## SOURCE EXTRACT

------

Anomalies are interesting because they may represent errors, fraud, or other unusual events and may be difficult to detect because they are rare and may not be easily identified. Anomaly detection is often used in fraud detection, network security, and other areas where unusual events are important. For example, one way to detect credit card fraud is to look for unusual transactions (as compared with normal transactions, but note that supervised learning may also be used to detect credit card fraud).

There are different anomaly detection algorithms. h2o has a number of these available. References to some descriptions are provided at the end of the chapter. Many of the same considerations for clustering apply to anomaly detection techniques.

Anomaly detection for accounting data

There are various reasons anomaly detection can be useful for addressing accounting relevant questions or using accounting data. First, many accounting variables have skewed or extreme observations. Second, there are many instances where a small number of unknown observations are particularly important. For example, in fraud detection, we may want to identify a small number of fraudulent transactions. Third, anomalies may be important for understanding the data. For example, if a small number of observations are very different from the rest of the data, you may want to understand why these observations are different.

Example with h2o in R

The data for this chapter will be simulated data for sales transactions. The data set is the record of sales transactions: https://www.dropbox.com/scl/fi/tgvjfo5zpnc3nj63y6h2v/SalesTransactions2024.csv?rlkey=m03aolytfd1cgjpq7ipfb5ve9&dl=0.

This section will apply clustering and then anomaly detection techniques with h2o to the sales transaction data. There are based packages and other packages that can be used for clustering and anomaly detection. This chapter will use h2o versions to stay as close as possible to the code in prior chapters. The h2o version of k-means (https://docs.h2o.ai/h2o/latest-stable/h2o-docs/data-science/k-means.html) includes functions that can automate some of the steps, for example, estimating the best k to use.

Because clustering and anomaly detection are primarily exploratory analyses, they might be used at any point in the data analysis process starting with the raw values and including finalized, standardized data. Anomaly detection might be use to find outliers on training data before fitting a model. It might also be applied to predict anomalies on new data.

------

## WRITTEN PROBLEM 1
Answer these questions from the text on anomaly detection.
(a) Besides fraud detection, which field does it name as a common use of anomaly detection?
(b) What kind of data does it say the chapter will use?
(c) What example does it give of a step that the h2o version of k-means can automate?
## WRITTEN PROBLEM 2
Repeat the stretch of the text on anomaly detection from "This section will" through "best k to use.".

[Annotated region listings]
------

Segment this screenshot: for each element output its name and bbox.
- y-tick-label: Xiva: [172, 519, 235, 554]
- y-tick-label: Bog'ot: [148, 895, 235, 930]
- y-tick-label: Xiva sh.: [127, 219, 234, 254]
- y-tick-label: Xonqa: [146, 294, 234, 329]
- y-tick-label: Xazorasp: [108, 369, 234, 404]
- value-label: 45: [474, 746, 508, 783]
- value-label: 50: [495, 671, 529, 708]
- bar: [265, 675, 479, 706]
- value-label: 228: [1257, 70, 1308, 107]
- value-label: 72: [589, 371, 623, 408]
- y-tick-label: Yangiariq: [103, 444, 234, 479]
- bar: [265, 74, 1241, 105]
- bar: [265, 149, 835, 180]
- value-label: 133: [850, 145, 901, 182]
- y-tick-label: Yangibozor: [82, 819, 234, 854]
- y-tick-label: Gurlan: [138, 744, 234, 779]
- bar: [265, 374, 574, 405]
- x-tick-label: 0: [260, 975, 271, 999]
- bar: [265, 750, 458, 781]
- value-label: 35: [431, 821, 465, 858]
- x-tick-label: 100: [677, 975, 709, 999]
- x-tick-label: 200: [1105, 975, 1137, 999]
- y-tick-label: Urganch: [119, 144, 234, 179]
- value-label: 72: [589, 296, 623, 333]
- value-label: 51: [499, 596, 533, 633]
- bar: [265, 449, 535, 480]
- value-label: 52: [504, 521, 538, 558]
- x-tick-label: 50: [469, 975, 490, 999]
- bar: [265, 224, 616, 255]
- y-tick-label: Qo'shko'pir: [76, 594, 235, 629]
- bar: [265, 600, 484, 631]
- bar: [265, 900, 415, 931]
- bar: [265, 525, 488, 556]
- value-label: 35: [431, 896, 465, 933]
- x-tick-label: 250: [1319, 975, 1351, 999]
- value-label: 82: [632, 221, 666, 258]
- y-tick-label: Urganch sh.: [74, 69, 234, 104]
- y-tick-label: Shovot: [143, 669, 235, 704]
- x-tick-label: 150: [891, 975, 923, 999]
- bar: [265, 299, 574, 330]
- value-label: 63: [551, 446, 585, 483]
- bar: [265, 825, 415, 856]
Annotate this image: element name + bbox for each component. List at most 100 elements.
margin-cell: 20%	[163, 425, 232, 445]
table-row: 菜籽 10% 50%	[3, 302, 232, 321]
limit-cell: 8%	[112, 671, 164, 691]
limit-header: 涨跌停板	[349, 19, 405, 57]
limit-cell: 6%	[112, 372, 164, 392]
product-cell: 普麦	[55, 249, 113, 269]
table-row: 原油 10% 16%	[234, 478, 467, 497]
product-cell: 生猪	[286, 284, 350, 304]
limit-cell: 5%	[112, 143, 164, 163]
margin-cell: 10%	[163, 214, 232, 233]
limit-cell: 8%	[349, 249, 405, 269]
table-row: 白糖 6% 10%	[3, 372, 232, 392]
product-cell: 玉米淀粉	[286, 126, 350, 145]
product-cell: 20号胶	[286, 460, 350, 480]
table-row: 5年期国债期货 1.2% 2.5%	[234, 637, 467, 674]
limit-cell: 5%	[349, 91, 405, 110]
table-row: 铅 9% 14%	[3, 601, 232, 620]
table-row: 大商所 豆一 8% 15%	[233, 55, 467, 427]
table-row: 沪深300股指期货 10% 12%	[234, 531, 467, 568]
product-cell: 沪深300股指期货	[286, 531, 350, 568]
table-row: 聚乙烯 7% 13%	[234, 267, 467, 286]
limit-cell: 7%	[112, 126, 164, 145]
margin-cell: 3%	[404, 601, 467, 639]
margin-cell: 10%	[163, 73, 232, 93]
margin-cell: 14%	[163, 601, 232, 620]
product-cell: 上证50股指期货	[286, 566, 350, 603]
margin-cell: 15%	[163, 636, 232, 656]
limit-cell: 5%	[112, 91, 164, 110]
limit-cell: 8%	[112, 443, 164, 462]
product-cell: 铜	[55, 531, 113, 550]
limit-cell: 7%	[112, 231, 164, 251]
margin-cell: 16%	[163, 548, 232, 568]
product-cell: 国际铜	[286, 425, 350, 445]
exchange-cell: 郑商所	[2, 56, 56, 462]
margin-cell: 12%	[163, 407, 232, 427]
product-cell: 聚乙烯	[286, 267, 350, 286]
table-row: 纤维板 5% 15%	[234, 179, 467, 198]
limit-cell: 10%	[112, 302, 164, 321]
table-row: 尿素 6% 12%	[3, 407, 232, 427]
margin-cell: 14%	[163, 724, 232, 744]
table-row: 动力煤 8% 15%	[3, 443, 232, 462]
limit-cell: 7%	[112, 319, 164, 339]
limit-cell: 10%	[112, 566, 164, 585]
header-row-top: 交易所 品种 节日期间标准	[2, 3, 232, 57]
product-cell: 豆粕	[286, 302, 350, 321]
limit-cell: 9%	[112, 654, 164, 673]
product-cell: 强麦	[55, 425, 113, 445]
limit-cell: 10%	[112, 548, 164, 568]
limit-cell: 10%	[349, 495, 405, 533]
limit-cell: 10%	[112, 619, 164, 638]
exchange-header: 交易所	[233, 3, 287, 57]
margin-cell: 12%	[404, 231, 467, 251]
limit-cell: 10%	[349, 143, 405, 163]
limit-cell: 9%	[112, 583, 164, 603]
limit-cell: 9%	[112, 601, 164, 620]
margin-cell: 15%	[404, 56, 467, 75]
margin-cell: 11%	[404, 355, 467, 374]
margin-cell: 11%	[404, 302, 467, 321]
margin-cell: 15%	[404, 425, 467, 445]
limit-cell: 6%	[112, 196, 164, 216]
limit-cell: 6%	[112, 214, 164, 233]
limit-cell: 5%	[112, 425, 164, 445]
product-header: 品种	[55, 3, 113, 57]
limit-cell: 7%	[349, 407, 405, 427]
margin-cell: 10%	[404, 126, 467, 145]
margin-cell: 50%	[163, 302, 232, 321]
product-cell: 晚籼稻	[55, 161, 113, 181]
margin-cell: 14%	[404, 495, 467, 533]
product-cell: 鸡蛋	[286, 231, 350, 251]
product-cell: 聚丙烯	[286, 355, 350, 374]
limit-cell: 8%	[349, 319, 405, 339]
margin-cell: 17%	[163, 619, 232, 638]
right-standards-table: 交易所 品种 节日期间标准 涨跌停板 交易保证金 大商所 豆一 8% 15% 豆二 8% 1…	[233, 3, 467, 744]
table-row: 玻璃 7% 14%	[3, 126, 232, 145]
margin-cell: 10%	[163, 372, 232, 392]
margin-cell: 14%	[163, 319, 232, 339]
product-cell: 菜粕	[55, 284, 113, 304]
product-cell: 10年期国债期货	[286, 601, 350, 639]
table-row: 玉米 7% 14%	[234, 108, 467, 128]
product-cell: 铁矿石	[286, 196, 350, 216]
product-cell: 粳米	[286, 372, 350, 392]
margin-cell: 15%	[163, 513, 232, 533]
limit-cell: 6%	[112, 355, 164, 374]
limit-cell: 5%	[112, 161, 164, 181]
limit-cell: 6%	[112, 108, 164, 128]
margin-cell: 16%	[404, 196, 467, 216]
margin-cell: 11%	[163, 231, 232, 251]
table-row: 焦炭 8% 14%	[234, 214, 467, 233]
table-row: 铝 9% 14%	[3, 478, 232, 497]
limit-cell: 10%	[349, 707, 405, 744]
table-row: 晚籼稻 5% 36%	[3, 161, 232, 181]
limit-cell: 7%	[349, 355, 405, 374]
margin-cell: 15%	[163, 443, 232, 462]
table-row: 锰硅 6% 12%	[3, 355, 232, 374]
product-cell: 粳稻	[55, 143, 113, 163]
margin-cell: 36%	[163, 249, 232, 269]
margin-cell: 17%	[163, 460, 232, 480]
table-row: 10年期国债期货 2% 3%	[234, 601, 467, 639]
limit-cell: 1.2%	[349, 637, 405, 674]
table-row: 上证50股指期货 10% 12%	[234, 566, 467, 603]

------

## EXPECTED OUTPUT 1
(a) Network security.
(b) Simulated data for sales transactions.
(c) Estimating the best k to use.

## EXPECTED OUTPUT 2
This section will apply clustering and then anomaly detection techniques with h2o to the sales transaction data. There are based packages and other packages that can be used for clustering and anomaly detection. This chapter will use h2o versions to stay as close as possible to the code in prior chapters. The h2o version of k-means (https://docs.h2o.ai/h2o/latest-stable/h2o-docs/data-science/k-means.html) includes functions that can automate some of the steps, for example, estimating the best k to use.